» **Work to complete**
Reproduce every line in the listing that contains the word "người".

** begin Input material **

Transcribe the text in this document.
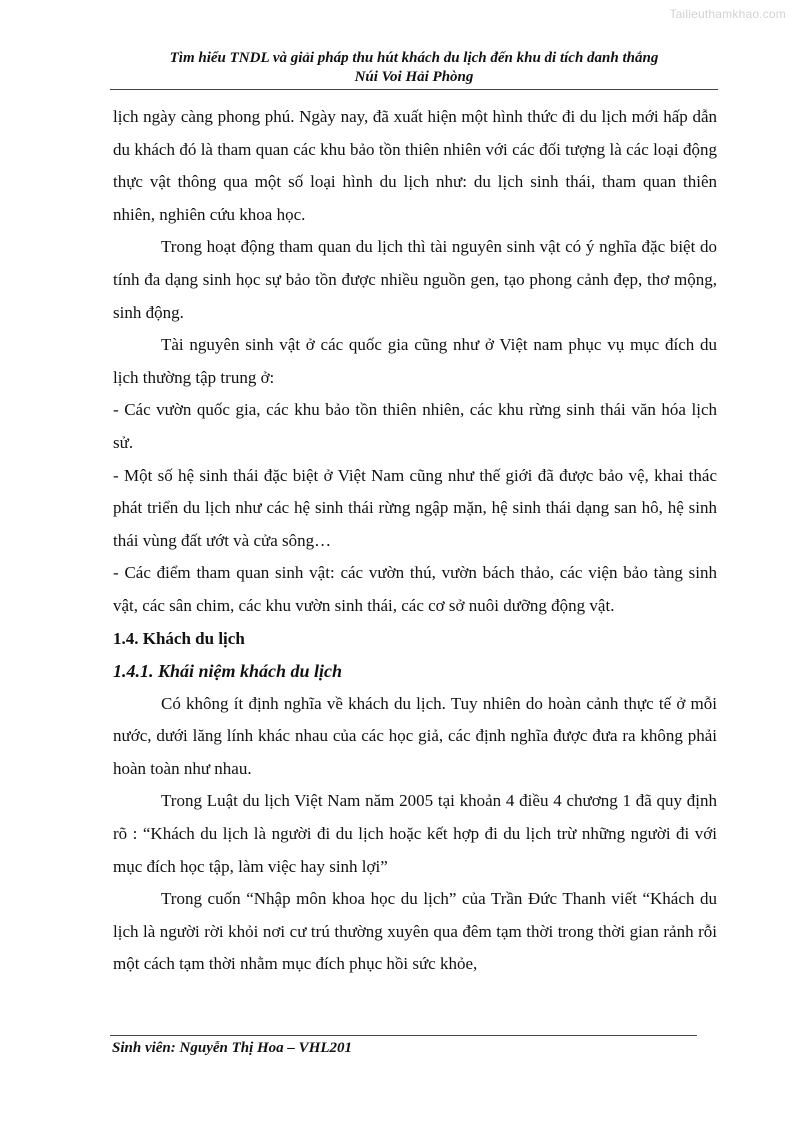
Tailieuthamkhao.com
Tìm hiểu TNDL và giải pháp thu hút khách du lịch đến khu di tích danh thắng
Núi Voi Hải Phòng

lịch ngày càng phong phú. Ngày nay, đã xuất hiện một hình thức đi du lịch mới hấp dẫn du khách đó là tham quan các khu bảo tồn thiên nhiên với các đối tượng là các loại động thực vật thông qua một số loại hình du lịch như: du lịch sinh thái, tham quan thiên nhiên, nghiên cứu khoa học.

Trong hoạt động tham quan du lịch thì tài nguyên sinh vật có ý nghĩa đặc biệt do tính đa dạng sinh học sự bảo tồn được nhiều nguồn gen, tạo phong cảnh đẹp, thơ mộng, sinh động.

Tài nguyên sinh vật ở các quốc gia cũng như ở Việt nam phục vụ mục đích du lịch thường tập trung ở:

- Các vườn quốc gia, các khu bảo tồn thiên nhiên, các khu rừng sinh thái văn hóa lịch sử.

- Một số hệ sinh thái đặc biệt ở Việt Nam cũng như thế giới đã được bảo vệ, khai thác phát triển du lịch như các hệ sinh thái rừng ngập mặn, hệ sinh thái dạng san hô, hệ sinh thái vùng đất ướt và cửa sông…

- Các điểm tham quan sinh vật: các vườn thú, vườn bách thảo, các viện bảo tàng sinh vật, các sân chim, các khu vườn sinh thái, các cơ sở nuôi dưỡng động vật.

1.4. Khách du lịch
1.4.1. Khái niệm khách du lịch

Có không ít định nghĩa về khách du lịch. Tuy nhiên do hoàn cảnh thực tế ở mỗi nước, dưới lăng lính khác nhau của các học giả, các định nghĩa được đưa ra không phải hoàn toàn như nhau.

Trong Luật du lịch Việt Nam năm 2005 tại khoản 4 điều 4 chương 1 đã quy định rõ : “Khách du lịch là người đi du lịch hoặc kết hợp đi du lịch trừ những người đi với mục đích học tập, làm việc hay sinh lợi”

Trong cuốn “Nhập môn khoa học du lịch” của Trần Đức Thanh viết “Khách du lịch là người rời khỏi nơi cư trú thường xuyên qua đêm tạm thời trong thời gian rảnh rỗi một cách tạm thời nhằm mục đích phục hồi sức khỏe,

Sinh viên: Nguyễn Thị Hoa – VHL201
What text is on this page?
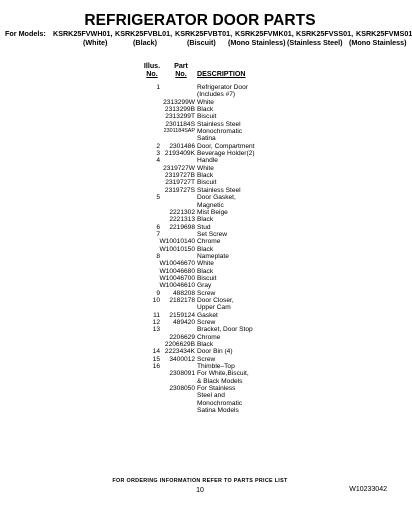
REFRIGERATOR DOOR PARTS
For Models: KSRK25FVWH01, KSRK25FVBL01, KSRK25FVBT01, KSRK25FVMK01, KSRK25FVSS01, KSRK25FVMS01
(White)	(Black)	(Biscuit) (Mono Stainless) (Stainless Steel) (Mono Stainless)
Illus.
No.
Part
No.	DESCRIPTION
1	Refrigerator Door
(Includes #7)
2313299W White
2313299B Black
2313299T Biscuit
2301184S Stainless Steel
2301184SAP Monochromatic
Satina
2	2301486 Door, Compartment
3 2193409K Beverage Holder(2)
4	Handle
2319727W White
2319727B Black
2319727T Biscuit
2319727S Stainless Steel
5	Door Gasket,
Magnetic
2221302 Mist Beige
2221313 Black
6	2219698 Stud
7	Set Screw
W10010140 Chrome
W10010150 Black
8	Nameplate
W10046670 White
W10046680 Black
W10046700 Biscuit
W10046610 Gray
9	488208 Screw
10	2182178 Door Closer,
Upper Cam
11	2159124 Gasket
12	489420 Screw
13	Bracket, Door Stop
2206629 Chrome
2206629B Black
14 2223434K Door Bin (4)
15	3400012 Screw
16	Thimble–Top
2308091 For White,Biscuit,
& Black Models
2308050 For Stainless
Steel and
Monochromatic
Satina Models
FOR ORDERING INFORMATION REFER TO PARTS PRICE LIST
10	W10233042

** end Input material **

» **Correct output**
Trong Luật du lịch Việt Nam năm 2005 tại khoản 4 điều 4 chương 1 đã quy định rõ : “Khách du lịch là người đi du lịch hoặc kết hợp đi du lịch trừ những người đi với mục đích học tập, làm việc hay sinh lợi”
Trong cuốn “Nhập môn khoa học du lịch” của Trần Đức Thanh viết “Khách du lịch là người rời khỏi nơi cư trú thường xuyên qua đêm tạm thời trong thời gian rảnh rỗi một cách tạm thời nhằm mục đích phục hồi sức khỏe,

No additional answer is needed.